● **WHAT THE EXERCISE ASKS**
Copy every entry exactly as given, minus the images.
+++ TASK MATERIAL +++
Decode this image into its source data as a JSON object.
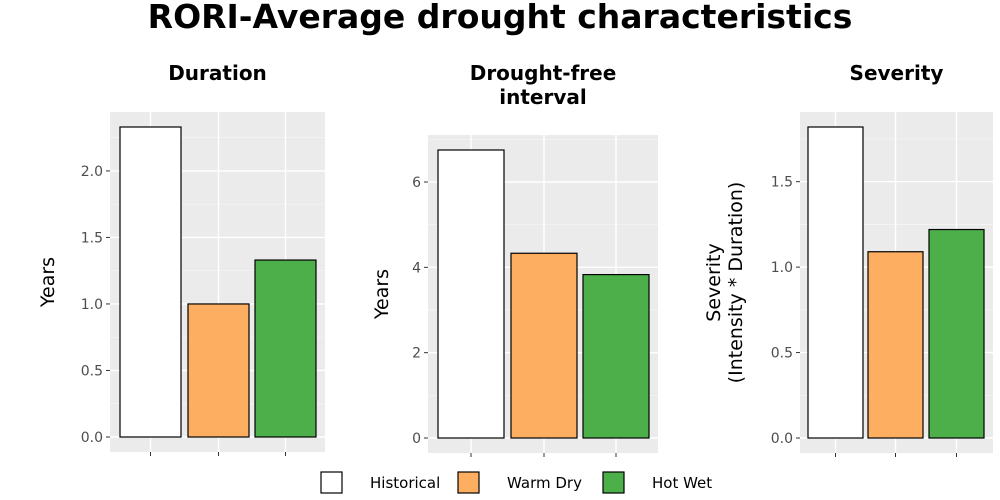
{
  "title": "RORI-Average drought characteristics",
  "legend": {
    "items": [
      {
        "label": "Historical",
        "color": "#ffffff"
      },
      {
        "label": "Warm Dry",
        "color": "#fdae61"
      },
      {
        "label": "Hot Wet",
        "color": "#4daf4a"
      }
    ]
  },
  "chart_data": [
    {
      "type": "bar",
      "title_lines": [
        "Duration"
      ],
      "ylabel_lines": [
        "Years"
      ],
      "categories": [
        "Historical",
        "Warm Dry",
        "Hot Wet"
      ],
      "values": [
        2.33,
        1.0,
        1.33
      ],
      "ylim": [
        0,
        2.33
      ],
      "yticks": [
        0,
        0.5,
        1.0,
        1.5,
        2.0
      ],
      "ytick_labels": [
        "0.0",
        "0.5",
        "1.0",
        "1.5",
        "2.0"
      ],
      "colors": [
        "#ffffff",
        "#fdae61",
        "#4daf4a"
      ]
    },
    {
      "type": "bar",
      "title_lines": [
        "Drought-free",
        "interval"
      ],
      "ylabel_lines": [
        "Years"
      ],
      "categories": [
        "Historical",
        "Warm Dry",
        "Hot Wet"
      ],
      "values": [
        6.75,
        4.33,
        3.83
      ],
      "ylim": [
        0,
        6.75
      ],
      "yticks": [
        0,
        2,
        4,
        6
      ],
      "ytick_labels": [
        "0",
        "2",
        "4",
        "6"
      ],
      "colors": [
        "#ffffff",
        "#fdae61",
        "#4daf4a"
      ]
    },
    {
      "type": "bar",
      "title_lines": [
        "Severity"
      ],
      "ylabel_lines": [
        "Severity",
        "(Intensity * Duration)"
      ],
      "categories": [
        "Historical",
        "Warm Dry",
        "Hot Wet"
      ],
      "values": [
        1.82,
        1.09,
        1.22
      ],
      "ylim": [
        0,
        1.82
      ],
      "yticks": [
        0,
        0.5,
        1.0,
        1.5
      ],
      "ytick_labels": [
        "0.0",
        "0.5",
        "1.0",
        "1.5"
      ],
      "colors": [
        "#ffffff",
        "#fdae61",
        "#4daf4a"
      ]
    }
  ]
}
+++
● **COMPLETED EXERCISE**
Decode this image into its source data as a JSON object.
{
  "title": "RORI-Average drought characteristics",
  "legend": {
    "items": [
      {
        "label": "Historical",
        "color": "#ffffff"
      },
      {
        "label": "Warm Dry",
        "color": "#fdae61"
      },
      {
        "label": "Hot Wet",
        "color": "#4daf4a"
      }
    ]
  },
  "chart_data": [
    {
      "type": "bar",
      "title_lines": [
        "Duration"
      ],
      "ylabel_lines": [
        "Years"
      ],
      "categories": [
        "Historical",
        "Warm Dry",
        "Hot Wet"
      ],
      "values": [
        2.33,
        1.0,
        1.33
      ],
      "ylim": [
        0,
        2.33
      ],
      "yticks": [
        0,
        0.5,
        1.0,
        1.5,
        2.0
      ],
      "ytick_labels": [
        "0.0",
        "0.5",
        "1.0",
        "1.5",
        "2.0"
      ],
      "colors": [
        "#ffffff",
        "#fdae61",
        "#4daf4a"
      ]
    },
    {
      "type": "bar",
      "title_lines": [
        "Drought-free",
        "interval"
      ],
      "ylabel_lines": [
        "Years"
      ],
      "categories": [
        "Historical",
        "Warm Dry",
        "Hot Wet"
      ],
      "values": [
        6.75,
        4.33,
        3.83
      ],
      "ylim": [
        0,
        6.75
      ],
      "yticks": [
        0,
        2,
        4,
        6
      ],
      "ytick_labels": [
        "0",
        "2",
        "4",
        "6"
      ],
      "colors": [
        "#ffffff",
        "#fdae61",
        "#4daf4a"
      ]
    },
    {
      "type": "bar",
      "title_lines": [
        "Severity"
      ],
      "ylabel_lines": [
        "Severity",
        "(Intensity * Duration)"
      ],
      "categories": [
        "Historical",
        "Warm Dry",
        "Hot Wet"
      ],
      "values": [
        1.82,
        1.09,
        1.22
      ],
      "ylim": [
        0,
        1.82
      ],
      "yticks": [
        0,
        0.5,
        1.0,
        1.5
      ],
      "ytick_labels": [
        "0.0",
        "0.5",
        "1.0",
        "1.5"
      ],
      "colors": [
        "#ffffff",
        "#fdae61",
        "#4daf4a"
      ]
    }
  ]
}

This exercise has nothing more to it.